┌──

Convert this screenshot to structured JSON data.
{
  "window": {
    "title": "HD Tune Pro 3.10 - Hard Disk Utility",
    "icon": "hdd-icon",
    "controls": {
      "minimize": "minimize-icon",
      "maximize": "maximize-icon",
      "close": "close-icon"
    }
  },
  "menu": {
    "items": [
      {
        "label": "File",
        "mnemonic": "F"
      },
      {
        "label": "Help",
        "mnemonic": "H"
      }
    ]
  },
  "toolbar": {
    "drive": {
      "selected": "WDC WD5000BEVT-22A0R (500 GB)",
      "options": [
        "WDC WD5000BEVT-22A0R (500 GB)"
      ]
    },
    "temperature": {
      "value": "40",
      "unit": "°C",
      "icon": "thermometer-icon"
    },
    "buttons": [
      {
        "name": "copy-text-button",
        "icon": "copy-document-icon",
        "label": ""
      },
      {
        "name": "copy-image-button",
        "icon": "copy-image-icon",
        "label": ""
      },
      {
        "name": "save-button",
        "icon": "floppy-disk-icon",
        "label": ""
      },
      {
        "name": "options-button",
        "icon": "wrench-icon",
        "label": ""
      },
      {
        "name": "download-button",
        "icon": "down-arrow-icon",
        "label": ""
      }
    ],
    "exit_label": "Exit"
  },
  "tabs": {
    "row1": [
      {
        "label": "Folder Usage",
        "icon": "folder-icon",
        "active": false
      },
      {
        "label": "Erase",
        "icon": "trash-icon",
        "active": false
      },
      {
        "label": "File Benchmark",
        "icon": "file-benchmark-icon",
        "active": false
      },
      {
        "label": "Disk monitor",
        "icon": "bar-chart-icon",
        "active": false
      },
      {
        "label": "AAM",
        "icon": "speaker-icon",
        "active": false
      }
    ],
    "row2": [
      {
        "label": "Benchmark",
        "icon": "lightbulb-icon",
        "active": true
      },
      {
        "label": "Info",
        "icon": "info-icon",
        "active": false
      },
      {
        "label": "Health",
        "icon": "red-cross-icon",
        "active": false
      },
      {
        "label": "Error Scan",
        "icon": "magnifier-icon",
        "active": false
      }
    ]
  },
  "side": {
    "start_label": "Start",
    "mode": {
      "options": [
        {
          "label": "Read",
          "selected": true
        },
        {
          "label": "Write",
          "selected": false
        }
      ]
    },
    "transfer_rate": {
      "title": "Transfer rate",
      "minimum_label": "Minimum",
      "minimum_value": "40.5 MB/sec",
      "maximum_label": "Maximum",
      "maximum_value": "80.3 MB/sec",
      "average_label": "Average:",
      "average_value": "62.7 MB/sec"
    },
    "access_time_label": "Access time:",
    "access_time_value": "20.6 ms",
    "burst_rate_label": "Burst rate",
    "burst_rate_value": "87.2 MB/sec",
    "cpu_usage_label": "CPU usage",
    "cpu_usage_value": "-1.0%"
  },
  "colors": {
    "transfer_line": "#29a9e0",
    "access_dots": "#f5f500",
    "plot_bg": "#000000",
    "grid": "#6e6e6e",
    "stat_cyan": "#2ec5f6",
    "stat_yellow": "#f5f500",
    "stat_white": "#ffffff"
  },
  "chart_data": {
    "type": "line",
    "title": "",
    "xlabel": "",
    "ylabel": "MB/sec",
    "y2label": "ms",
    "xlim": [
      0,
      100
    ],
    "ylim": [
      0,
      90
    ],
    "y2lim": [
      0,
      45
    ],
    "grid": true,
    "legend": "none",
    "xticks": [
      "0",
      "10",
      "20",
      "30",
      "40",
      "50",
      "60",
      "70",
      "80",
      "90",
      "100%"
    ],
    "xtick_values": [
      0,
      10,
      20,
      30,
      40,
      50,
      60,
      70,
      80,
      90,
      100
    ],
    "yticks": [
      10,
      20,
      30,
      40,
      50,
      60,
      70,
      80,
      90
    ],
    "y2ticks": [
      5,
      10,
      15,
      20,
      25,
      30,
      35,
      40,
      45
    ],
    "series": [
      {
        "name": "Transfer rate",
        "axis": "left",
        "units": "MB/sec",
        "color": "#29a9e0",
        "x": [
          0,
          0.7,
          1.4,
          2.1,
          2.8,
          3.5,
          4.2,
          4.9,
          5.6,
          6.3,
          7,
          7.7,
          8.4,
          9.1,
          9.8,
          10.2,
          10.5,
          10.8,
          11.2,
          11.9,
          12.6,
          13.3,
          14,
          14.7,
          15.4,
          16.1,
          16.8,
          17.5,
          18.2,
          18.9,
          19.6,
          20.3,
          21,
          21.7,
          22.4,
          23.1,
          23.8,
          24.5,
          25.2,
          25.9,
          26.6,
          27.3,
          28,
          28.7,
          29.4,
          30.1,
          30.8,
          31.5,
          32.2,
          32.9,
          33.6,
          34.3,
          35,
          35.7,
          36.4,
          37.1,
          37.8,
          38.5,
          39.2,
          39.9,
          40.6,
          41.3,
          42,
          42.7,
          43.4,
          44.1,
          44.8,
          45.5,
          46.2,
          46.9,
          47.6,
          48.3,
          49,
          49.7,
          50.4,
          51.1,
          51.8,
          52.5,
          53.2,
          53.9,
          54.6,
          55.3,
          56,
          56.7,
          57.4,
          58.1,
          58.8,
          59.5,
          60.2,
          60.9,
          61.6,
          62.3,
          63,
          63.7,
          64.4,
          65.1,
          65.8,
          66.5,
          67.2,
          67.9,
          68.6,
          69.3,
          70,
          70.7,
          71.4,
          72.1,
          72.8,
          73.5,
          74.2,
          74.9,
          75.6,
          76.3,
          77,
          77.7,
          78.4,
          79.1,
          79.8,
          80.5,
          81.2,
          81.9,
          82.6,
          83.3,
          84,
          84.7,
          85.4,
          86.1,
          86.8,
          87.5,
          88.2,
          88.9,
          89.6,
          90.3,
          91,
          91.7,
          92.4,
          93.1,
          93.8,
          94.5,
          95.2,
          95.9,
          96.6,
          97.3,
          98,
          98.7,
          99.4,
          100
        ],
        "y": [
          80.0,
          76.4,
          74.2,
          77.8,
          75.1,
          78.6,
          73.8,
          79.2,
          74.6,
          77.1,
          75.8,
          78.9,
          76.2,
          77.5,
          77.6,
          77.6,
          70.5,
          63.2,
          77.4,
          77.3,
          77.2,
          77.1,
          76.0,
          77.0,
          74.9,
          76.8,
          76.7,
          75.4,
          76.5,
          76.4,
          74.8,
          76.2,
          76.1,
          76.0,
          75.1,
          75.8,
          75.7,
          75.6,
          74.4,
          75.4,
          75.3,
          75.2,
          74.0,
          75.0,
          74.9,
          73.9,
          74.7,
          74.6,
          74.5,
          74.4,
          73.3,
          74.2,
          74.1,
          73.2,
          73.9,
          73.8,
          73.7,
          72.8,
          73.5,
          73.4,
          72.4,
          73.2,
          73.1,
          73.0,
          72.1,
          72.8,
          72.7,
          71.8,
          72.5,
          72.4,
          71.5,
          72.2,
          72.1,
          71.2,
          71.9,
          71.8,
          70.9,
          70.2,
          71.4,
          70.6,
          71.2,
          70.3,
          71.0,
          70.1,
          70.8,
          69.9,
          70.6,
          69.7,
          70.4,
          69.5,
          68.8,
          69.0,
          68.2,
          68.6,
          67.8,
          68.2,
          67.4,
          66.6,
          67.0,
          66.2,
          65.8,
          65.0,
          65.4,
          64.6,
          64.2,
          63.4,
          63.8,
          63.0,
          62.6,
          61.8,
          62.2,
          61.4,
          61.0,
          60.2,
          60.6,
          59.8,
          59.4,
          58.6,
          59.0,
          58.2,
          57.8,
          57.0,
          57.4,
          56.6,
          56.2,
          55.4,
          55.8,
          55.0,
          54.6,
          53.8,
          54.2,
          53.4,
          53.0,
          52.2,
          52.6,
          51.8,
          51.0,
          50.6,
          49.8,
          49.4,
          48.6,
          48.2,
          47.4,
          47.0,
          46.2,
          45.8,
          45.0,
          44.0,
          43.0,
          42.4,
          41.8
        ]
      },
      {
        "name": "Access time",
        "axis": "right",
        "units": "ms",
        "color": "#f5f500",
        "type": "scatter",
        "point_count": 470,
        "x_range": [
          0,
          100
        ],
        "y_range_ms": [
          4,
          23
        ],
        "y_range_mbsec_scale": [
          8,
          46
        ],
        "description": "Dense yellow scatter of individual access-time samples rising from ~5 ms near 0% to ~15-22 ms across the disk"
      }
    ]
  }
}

└──

Pick out each line containing the string "selected" and copy it.

      "selected": "WDC WD5000BEVT-22A0R (500 GB)",
          "selected": true
          "selected": false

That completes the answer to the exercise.